:: Provided passage ::
It is already impossible for a single entity to kill bitcoin and its underlying blockchain technology, so state governments and regulators should embrace blockchain technology and cryptocurrencies, said the chief executive of the world’s biggest cryptocurrency exchange.
“I don’t think anyone can shut it down now, given that this technology, this concept, is in 500 million people’s heads,” Binance CEO Changpeng “CZ” Zhao said in a pre-recorded interview shown during CoinDesk’s virtual conference. “You can’t erase that.”
Fighting off bitcoin and other cryptocurrencies now would be similar to refusing to accept Amazon’s internet business model when the e-commerce giant first started in the early 1990s, according to Zhao. Cryptocurrencies are not here to kill traditional finance or government-backed fiat currencies, but to provide more “freedom of money.”
Cryptocurrency is “just a new tool that can increase the freedom of money all around the world,” Zhao told CoinDesk adviser Nolan Bauerle. “I don’t view them as competing with regulators … and there is a way for us to work together.”
Zhao’s claim comes as Binance, the biggest cryptocurrency exchange by volume, faces increased regulatory scrutiny. Bitcoin and other cryptocurrencies are facing their own regulatory hurdles after becoming more popular than ever.
It’s not just regulators in the U.S; government entities around the world have raised questions about the business operations of Binance, a company that claims it has no headquarters in a specific country or region.
Zhao said his company does not intend to fight against any governments or countries, adding the doubts about how Binance operates are likely due to a lack of regulatory clarity.
“We are not going against governments,” Zhao said. “There are times where the regulators or rules are not super clear. They are still being established in most parts of the world so there are some gray areas. But [we’ve] just got to experiment and work together and figure that out.”
:::
Task goal
Reproduce word for word the part of the article on Binance's chief executive that begins with the words "Zhao’s claim comes" and ends with "popular than ever.".
:: Supplied data ::
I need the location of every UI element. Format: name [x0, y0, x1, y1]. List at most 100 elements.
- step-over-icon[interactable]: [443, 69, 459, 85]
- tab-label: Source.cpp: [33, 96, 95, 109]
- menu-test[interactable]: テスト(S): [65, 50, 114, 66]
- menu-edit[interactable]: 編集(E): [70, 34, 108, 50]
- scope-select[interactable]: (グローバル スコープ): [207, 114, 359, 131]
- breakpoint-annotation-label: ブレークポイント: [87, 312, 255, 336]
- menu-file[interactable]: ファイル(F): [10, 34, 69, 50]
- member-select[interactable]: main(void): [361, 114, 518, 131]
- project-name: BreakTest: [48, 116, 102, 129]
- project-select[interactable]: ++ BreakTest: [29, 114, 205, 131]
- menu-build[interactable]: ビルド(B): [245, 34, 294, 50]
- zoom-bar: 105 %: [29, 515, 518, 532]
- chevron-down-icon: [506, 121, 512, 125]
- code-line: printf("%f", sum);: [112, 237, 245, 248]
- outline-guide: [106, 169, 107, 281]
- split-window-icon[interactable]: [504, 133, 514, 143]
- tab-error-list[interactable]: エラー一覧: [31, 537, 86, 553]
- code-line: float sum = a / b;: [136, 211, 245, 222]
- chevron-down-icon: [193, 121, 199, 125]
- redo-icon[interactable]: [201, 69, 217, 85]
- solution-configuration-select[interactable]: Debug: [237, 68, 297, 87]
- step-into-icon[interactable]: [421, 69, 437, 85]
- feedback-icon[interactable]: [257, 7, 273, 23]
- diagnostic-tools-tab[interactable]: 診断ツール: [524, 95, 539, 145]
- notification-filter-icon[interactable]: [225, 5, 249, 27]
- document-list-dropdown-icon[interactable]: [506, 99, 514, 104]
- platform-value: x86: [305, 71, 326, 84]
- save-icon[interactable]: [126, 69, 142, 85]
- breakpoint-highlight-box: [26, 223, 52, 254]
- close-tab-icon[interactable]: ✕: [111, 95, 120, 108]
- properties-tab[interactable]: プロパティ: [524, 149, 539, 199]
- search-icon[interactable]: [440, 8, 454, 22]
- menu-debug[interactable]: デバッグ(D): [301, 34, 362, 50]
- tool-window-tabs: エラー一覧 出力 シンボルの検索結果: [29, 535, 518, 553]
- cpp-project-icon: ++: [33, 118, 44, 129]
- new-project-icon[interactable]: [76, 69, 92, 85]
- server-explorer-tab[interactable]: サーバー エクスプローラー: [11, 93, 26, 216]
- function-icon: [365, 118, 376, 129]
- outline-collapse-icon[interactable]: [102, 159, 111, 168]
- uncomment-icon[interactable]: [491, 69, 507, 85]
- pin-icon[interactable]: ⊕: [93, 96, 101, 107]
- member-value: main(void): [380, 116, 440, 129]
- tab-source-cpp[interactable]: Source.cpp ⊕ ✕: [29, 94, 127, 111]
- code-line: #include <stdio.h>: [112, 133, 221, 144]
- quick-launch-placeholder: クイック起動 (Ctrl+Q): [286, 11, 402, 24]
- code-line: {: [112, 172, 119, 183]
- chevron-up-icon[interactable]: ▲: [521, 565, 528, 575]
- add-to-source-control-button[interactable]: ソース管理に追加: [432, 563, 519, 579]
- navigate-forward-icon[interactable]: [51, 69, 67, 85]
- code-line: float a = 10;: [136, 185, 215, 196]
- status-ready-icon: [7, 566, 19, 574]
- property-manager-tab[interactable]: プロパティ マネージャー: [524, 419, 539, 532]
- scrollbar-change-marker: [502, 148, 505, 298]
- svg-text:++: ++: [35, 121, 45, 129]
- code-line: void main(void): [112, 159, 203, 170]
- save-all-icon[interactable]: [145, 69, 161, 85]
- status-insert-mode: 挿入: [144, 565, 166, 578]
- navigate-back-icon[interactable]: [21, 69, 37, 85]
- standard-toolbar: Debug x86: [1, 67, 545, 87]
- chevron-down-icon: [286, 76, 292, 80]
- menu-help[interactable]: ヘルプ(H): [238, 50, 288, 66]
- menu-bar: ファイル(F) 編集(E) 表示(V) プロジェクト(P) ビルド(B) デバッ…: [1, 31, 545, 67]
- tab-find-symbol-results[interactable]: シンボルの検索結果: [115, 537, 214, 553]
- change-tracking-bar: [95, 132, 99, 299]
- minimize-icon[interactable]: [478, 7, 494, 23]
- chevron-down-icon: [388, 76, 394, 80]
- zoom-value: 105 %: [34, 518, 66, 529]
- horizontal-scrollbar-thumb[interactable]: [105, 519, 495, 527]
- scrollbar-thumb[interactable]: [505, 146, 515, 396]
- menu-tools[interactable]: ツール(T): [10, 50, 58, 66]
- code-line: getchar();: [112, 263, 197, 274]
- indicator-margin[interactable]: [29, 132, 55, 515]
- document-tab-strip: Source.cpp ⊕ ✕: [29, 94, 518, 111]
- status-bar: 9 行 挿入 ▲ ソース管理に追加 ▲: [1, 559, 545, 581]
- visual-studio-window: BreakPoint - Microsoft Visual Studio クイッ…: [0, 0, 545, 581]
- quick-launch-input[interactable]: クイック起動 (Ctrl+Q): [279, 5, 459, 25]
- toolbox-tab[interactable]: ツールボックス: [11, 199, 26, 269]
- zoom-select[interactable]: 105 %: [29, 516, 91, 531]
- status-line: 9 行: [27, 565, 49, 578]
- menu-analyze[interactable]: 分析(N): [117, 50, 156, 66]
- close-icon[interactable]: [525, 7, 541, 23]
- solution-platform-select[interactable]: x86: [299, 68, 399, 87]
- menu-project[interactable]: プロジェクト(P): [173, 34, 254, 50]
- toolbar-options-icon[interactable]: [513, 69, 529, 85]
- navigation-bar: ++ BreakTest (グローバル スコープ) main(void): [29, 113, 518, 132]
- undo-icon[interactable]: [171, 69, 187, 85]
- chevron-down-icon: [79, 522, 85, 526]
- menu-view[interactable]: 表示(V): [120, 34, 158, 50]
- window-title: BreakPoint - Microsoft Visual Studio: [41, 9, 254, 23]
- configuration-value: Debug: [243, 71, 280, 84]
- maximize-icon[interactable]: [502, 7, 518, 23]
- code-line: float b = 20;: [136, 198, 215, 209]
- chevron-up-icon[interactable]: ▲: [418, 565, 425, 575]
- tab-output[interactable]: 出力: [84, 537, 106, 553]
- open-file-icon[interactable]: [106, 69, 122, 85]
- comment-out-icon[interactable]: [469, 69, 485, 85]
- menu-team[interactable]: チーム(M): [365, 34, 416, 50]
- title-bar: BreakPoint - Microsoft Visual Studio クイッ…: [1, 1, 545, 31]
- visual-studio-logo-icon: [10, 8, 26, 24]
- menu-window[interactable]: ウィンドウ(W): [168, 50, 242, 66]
:::
Response below
Zhao’s claim comes as Binance, the biggest cryptocurrency exchange by volume, faces increased regulatory scrutiny. Bitcoin and other cryptocurrencies are facing their own regulatory hurdles after becoming more popular than ever.